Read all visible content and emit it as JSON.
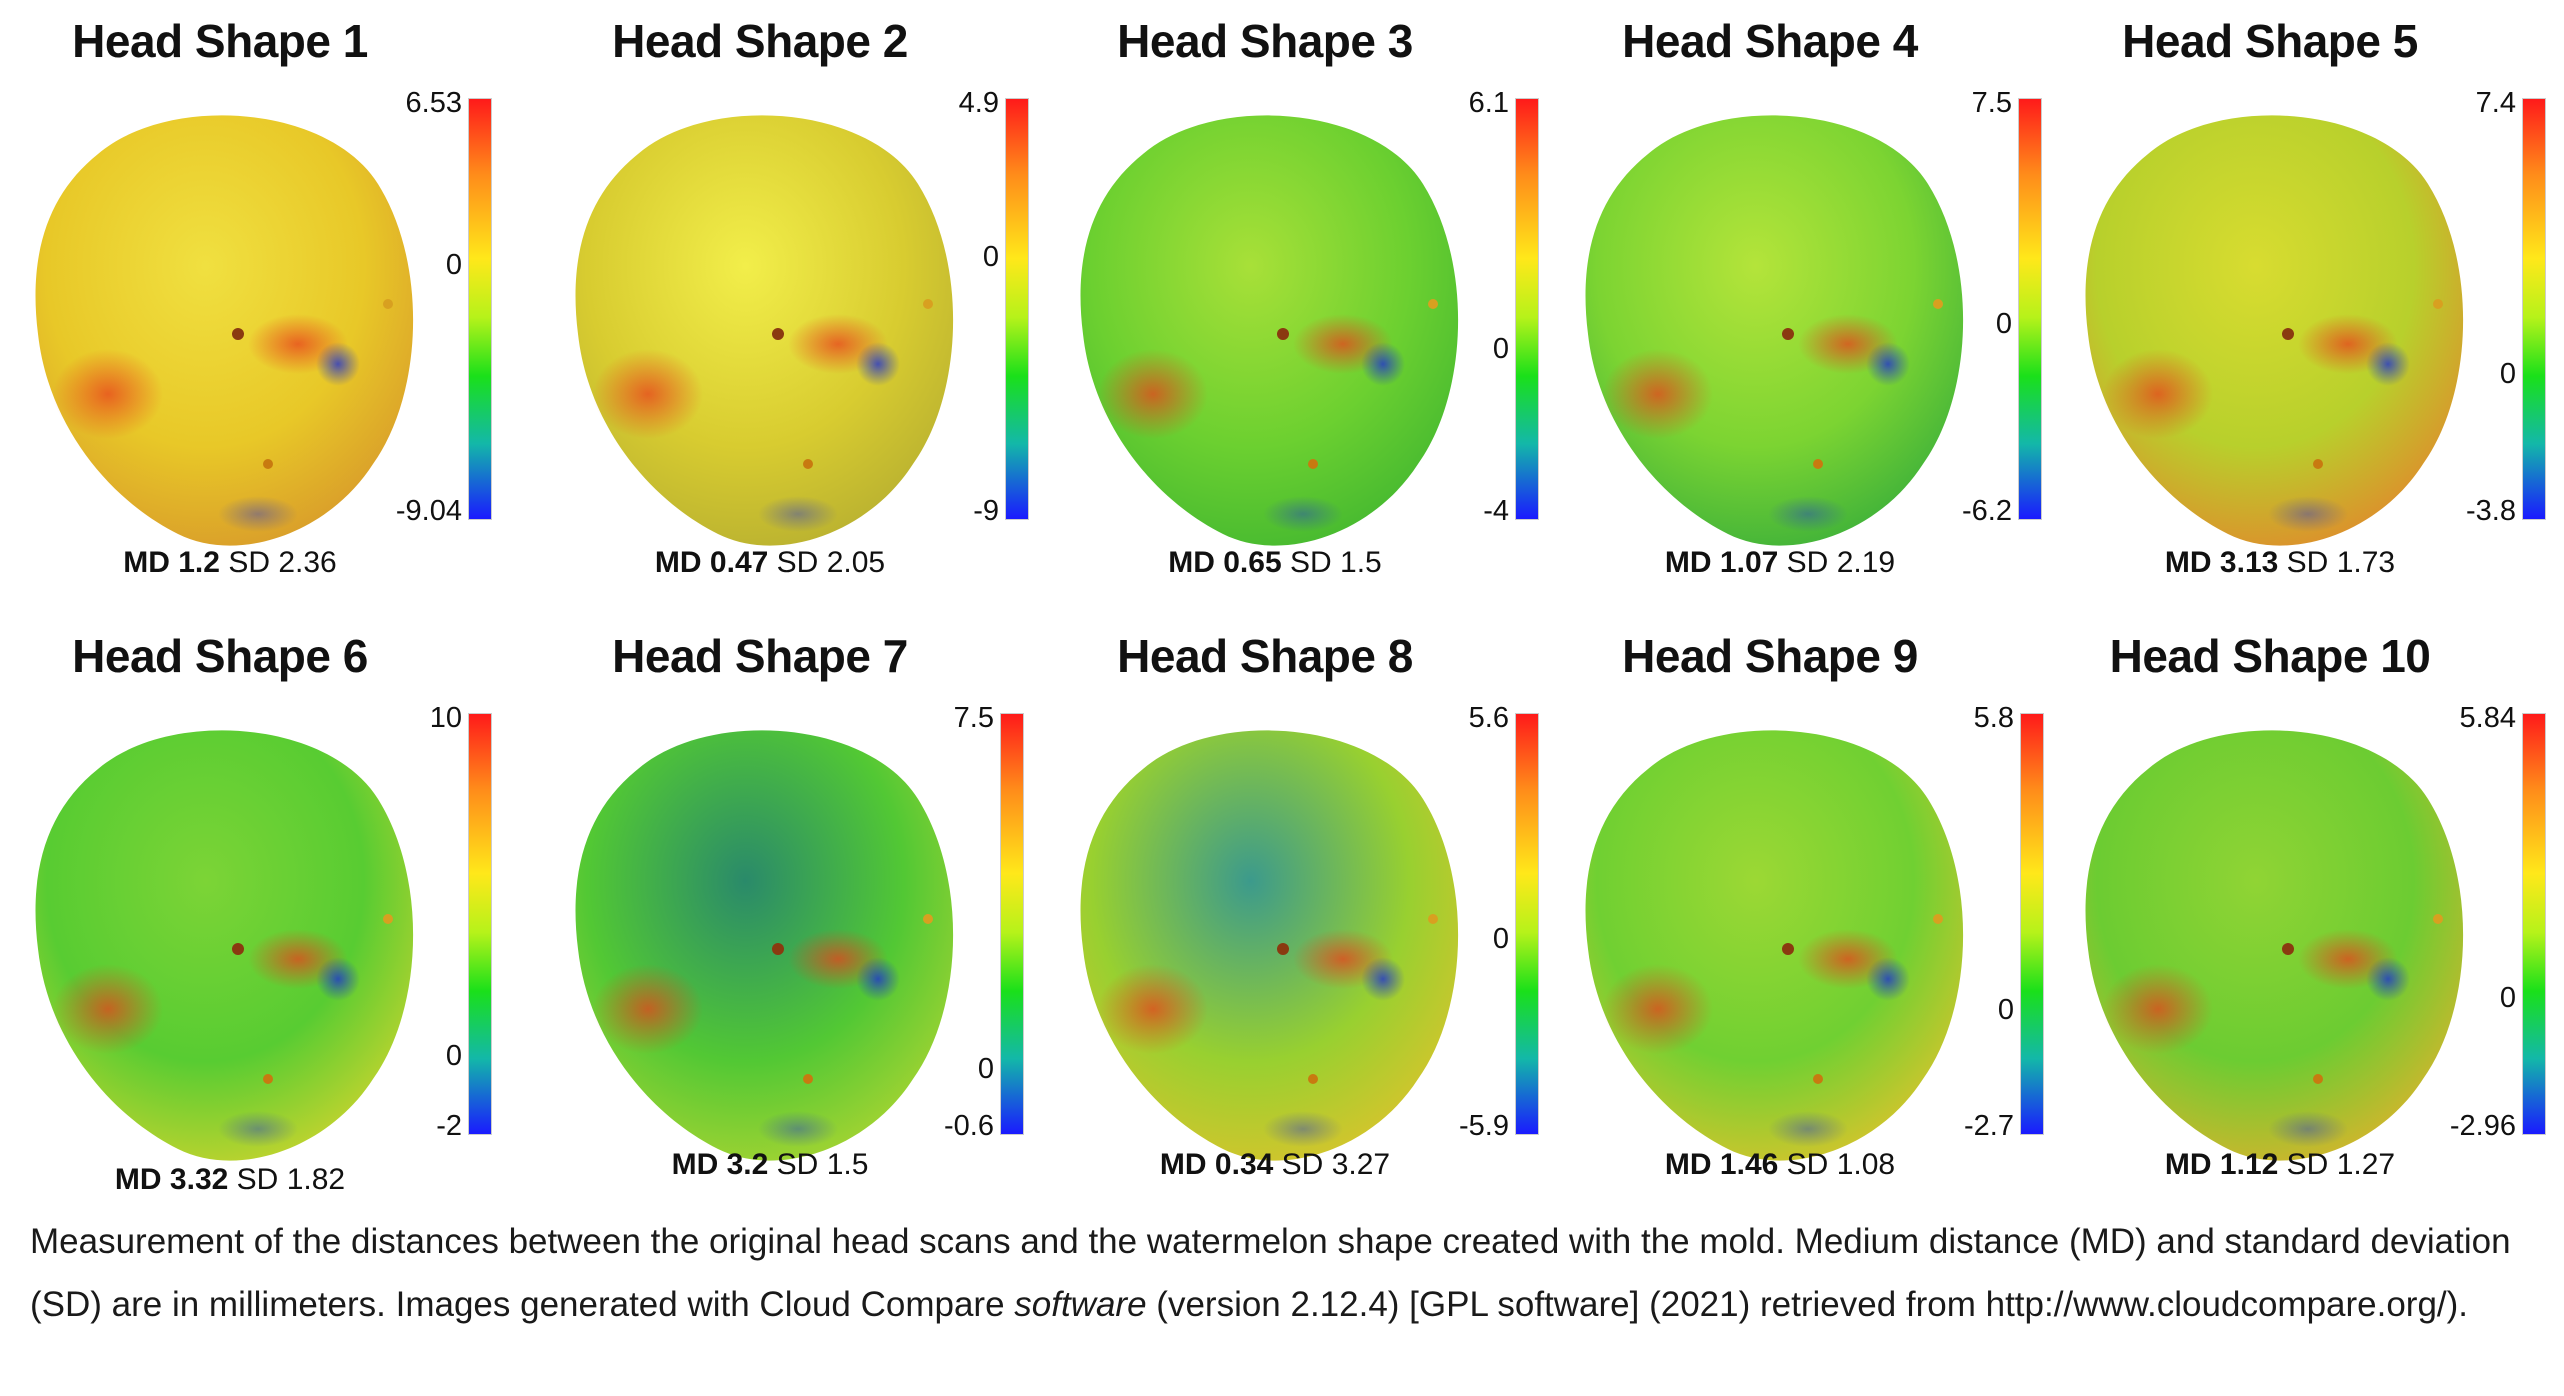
{
  "figure": {
    "panels": [
      {
        "title": "Head Shape 1",
        "md_label": "MD",
        "md": "1.2",
        "sd_label": "SD",
        "sd": "2.36",
        "scale": {
          "max": "6.53",
          "mid": "0",
          "min": "-9.04",
          "zero_frac": 0.4
        },
        "tint": {
          "base": "#e8c828",
          "top": "#f0e040",
          "side": "#d89a2a"
        }
      },
      {
        "title": "Head Shape 2",
        "md_label": "MD",
        "md": "0.47",
        "sd_label": "SD",
        "sd": "2.05",
        "scale": {
          "max": "4.9",
          "mid": "0",
          "min": "-9",
          "zero_frac": 0.38
        },
        "tint": {
          "base": "#d8cc30",
          "top": "#f2ee4a",
          "side": "#b8b030"
        }
      },
      {
        "title": "Head Shape 3",
        "md_label": "MD",
        "md": "0.65",
        "sd_label": "SD",
        "sd": "1.5",
        "scale": {
          "max": "6.1",
          "mid": "0",
          "min": "-4",
          "zero_frac": 0.6
        },
        "tint": {
          "base": "#6cd030",
          "top": "#a8e038",
          "side": "#44b830"
        }
      },
      {
        "title": "Head Shape 4",
        "md_label": "MD",
        "md": "1.07",
        "sd_label": "SD",
        "sd": "2.19",
        "scale": {
          "max": "7.5",
          "mid": "0",
          "min": "-6.2",
          "zero_frac": 0.54
        },
        "tint": {
          "base": "#7cd432",
          "top": "#b4e43a",
          "side": "#3cb03a"
        }
      },
      {
        "title": "Head Shape 5",
        "md_label": "MD",
        "md": "3.13",
        "sd_label": "SD",
        "sd": "1.73",
        "scale": {
          "max": "7.4",
          "mid": "0",
          "min": "-3.8",
          "zero_frac": 0.66
        },
        "tint": {
          "base": "#b8d02c",
          "top": "#d8dc30",
          "side": "#e08a2c"
        }
      },
      {
        "title": "Head Shape 6",
        "md_label": "MD",
        "md": "3.32",
        "sd_label": "SD",
        "sd": "1.82",
        "scale": {
          "max": "10",
          "mid": "0",
          "min": "-2",
          "zero_frac": 0.82
        },
        "tint": {
          "base": "#58cc32",
          "top": "#7cd436",
          "side": "#c8d42e"
        }
      },
      {
        "title": "Head Shape 7",
        "md_label": "MD",
        "md": "3.2",
        "sd_label": "SD",
        "sd": "1.5",
        "scale": {
          "max": "7.5",
          "mid": "0",
          "min": "-0.6",
          "zero_frac": 0.85
        },
        "tint": {
          "base": "#52c834",
          "top": "#2a8a6a",
          "side": "#a8d432"
        }
      },
      {
        "title": "Head Shape 8",
        "md_label": "MD",
        "md": "0.34",
        "sd_label": "SD",
        "sd": "3.27",
        "scale": {
          "max": "5.6",
          "mid": "0",
          "min": "-5.9",
          "zero_frac": 0.54
        },
        "tint": {
          "base": "#98d030",
          "top": "#3c9a8c",
          "side": "#d8c42c"
        }
      },
      {
        "title": "Head Shape 9",
        "md_label": "MD",
        "md": "1.46",
        "sd_label": "SD",
        "sd": "1.08",
        "scale": {
          "max": "5.8",
          "mid": "0",
          "min": "-2.7",
          "zero_frac": 0.71
        },
        "tint": {
          "base": "#70d032",
          "top": "#9cd834",
          "side": "#d8c42c"
        }
      },
      {
        "title": "Head Shape 10",
        "md_label": "MD",
        "md": "1.12",
        "sd_label": "SD",
        "sd": "1.27",
        "scale": {
          "max": "5.84",
          "mid": "0",
          "min": "-2.96",
          "zero_frac": 0.68
        },
        "tint": {
          "base": "#6ccc32",
          "top": "#90d434",
          "side": "#d8b42c"
        }
      }
    ]
  },
  "caption": {
    "part1": "Measurement of the distances between the original head scans and the watermelon shape created with the mold. Medium distance (MD) and standard deviation (SD) are in millimeters. Images generated with Cloud Compare ",
    "italic": "software",
    "part2": " (version 2.12.4) [GPL software] (2021) retrieved from http://www.cloudcompare.org/)."
  }
}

* **What the task asks**: Return all the lines that contain the string "base".

* **Task result**:
          "base": "#e8c828",
          "base": "#d8cc30",
          "base": "#6cd030",
          "base": "#7cd432",
          "base": "#b8d02c",
          "base": "#58cc32",
          "base": "#52c834",
          "base": "#98d030",
          "base": "#70d032",
          "base": "#6ccc32",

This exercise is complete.